* SUPPLIED RECORDS:
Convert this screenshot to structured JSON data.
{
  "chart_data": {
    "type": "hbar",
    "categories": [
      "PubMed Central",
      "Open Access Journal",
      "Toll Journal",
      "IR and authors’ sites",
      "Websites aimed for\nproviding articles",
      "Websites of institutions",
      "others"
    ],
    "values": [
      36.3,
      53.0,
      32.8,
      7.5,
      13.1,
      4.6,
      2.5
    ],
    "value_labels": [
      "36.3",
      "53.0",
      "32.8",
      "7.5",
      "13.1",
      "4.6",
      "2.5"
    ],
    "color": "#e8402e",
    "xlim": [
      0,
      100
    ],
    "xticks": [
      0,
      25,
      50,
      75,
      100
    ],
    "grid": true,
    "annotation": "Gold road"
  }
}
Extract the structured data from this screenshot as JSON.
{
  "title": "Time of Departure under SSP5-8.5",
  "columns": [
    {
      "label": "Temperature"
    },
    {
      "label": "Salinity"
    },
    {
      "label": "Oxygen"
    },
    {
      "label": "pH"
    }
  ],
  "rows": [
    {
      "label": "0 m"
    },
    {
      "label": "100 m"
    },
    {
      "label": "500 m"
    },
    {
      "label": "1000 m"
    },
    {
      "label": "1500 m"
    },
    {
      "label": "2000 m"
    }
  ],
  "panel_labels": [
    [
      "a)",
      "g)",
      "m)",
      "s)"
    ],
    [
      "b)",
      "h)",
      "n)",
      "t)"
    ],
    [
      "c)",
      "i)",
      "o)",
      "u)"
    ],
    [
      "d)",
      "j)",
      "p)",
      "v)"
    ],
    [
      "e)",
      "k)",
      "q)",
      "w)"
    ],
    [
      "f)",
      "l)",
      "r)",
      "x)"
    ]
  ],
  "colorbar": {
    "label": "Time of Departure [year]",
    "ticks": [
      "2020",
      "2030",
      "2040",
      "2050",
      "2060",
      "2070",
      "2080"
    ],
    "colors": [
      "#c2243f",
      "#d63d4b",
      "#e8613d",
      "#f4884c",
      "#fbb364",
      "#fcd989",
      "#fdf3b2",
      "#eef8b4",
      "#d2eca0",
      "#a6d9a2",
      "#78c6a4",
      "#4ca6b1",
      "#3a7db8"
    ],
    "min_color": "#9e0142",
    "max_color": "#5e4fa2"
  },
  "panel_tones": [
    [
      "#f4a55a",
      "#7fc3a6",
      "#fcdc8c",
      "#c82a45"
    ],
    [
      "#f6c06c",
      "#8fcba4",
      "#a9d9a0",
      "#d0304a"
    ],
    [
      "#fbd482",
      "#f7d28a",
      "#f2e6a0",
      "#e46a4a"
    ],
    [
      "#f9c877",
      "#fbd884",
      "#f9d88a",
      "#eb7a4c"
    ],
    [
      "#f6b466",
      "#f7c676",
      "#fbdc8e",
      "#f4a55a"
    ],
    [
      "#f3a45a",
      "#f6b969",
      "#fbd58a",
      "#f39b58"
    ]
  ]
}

* WHAT THE EXERCISE ASKS:
Reply with only the number of lines in the entries that contain the word "screenshot".

* SOLUTION FOR THIS TASK:
2